§ Task to carry out
Within the data below, state how many lines contain the string "structured". Provide the number only.

>>>>

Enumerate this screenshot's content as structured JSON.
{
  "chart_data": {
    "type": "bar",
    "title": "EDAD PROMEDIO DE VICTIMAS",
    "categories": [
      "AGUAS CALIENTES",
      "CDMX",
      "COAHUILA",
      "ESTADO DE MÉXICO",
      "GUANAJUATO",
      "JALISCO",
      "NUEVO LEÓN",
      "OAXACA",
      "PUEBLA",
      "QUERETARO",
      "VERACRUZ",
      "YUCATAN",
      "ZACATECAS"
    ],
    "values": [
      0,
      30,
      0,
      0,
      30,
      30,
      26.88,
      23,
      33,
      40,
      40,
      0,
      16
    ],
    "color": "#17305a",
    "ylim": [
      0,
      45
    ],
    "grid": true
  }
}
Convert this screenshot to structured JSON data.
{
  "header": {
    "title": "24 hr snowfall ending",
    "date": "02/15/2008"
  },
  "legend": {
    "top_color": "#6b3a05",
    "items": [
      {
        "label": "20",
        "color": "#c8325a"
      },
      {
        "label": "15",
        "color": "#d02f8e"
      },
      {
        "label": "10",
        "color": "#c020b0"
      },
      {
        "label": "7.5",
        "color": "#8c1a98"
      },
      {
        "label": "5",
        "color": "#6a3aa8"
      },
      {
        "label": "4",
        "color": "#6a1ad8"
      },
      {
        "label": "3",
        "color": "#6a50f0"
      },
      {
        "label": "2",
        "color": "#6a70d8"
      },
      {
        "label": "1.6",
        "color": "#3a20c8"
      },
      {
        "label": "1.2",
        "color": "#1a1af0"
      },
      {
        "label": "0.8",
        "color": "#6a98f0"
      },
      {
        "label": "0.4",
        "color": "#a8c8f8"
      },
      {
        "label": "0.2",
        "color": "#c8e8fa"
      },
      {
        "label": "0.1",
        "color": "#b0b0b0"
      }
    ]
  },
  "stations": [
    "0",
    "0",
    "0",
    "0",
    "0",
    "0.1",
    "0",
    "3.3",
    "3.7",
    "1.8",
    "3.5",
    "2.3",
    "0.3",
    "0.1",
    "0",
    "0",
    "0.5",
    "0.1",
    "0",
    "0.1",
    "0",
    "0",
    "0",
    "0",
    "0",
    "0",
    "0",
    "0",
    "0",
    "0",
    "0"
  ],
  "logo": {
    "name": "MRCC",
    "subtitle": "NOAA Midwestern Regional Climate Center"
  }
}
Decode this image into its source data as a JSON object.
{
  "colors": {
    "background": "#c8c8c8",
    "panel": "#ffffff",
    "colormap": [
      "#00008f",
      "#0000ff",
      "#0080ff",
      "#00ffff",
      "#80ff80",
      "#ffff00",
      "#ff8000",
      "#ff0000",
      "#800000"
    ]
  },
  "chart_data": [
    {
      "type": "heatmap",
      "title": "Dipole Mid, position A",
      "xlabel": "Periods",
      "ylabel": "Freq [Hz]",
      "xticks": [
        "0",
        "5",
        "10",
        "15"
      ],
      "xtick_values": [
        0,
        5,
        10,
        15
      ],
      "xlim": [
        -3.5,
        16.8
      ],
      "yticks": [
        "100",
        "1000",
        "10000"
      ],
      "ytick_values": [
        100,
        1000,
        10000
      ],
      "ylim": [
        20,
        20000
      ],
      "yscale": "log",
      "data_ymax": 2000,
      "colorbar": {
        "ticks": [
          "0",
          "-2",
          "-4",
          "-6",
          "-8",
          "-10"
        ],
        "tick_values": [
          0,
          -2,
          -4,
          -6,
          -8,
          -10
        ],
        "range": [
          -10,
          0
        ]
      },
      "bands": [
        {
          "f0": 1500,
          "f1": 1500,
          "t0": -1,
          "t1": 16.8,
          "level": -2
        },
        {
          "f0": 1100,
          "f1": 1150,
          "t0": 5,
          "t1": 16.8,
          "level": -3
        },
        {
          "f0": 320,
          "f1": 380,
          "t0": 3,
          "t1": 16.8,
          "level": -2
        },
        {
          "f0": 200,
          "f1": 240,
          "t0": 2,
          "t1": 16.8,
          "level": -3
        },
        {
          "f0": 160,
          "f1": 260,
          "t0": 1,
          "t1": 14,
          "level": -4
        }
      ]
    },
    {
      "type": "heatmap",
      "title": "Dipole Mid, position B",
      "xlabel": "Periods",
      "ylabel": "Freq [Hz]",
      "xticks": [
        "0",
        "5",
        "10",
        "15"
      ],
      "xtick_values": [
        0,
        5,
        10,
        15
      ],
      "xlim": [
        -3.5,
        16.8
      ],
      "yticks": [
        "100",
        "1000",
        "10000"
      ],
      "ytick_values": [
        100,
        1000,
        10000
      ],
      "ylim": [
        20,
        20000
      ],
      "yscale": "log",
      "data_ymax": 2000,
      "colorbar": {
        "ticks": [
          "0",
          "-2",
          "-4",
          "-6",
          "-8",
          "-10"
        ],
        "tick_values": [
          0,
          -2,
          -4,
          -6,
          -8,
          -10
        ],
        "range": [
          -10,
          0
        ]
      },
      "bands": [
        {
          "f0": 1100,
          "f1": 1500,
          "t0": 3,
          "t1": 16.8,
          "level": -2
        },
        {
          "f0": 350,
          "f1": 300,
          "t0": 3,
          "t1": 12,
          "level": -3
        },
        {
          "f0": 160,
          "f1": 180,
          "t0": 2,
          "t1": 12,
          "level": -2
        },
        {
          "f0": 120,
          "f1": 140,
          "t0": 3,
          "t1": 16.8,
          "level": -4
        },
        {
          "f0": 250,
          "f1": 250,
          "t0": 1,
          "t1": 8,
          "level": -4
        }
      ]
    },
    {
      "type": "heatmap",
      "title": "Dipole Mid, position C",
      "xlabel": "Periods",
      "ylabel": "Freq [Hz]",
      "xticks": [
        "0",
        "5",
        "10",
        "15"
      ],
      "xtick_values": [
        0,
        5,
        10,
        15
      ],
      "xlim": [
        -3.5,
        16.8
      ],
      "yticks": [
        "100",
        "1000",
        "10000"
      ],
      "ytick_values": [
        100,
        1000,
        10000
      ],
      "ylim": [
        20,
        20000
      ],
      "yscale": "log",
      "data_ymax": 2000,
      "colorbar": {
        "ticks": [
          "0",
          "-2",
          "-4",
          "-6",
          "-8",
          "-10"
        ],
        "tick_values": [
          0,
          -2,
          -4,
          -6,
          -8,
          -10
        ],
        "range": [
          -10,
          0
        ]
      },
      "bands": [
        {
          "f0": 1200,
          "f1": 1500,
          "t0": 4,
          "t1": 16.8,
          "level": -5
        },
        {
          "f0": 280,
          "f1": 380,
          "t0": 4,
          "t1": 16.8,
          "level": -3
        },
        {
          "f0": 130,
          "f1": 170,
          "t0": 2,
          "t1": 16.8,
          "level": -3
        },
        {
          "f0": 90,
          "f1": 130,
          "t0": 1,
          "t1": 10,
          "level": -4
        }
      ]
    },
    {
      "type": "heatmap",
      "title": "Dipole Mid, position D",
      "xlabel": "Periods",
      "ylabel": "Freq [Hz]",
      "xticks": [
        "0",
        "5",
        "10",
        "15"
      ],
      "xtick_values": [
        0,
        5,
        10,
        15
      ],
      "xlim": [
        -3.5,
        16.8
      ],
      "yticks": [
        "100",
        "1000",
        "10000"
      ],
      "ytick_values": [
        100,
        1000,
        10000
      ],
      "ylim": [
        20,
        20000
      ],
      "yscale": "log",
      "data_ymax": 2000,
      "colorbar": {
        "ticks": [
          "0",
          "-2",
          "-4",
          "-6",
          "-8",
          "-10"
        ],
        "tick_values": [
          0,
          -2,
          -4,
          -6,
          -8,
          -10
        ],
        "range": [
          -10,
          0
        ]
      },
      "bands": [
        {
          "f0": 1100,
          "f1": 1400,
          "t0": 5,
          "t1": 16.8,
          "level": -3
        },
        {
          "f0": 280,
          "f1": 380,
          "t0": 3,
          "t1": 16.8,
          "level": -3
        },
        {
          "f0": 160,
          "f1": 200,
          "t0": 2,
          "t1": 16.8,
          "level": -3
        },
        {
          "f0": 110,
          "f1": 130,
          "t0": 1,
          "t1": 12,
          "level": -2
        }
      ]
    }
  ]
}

<<<<

§ Solution to this task
2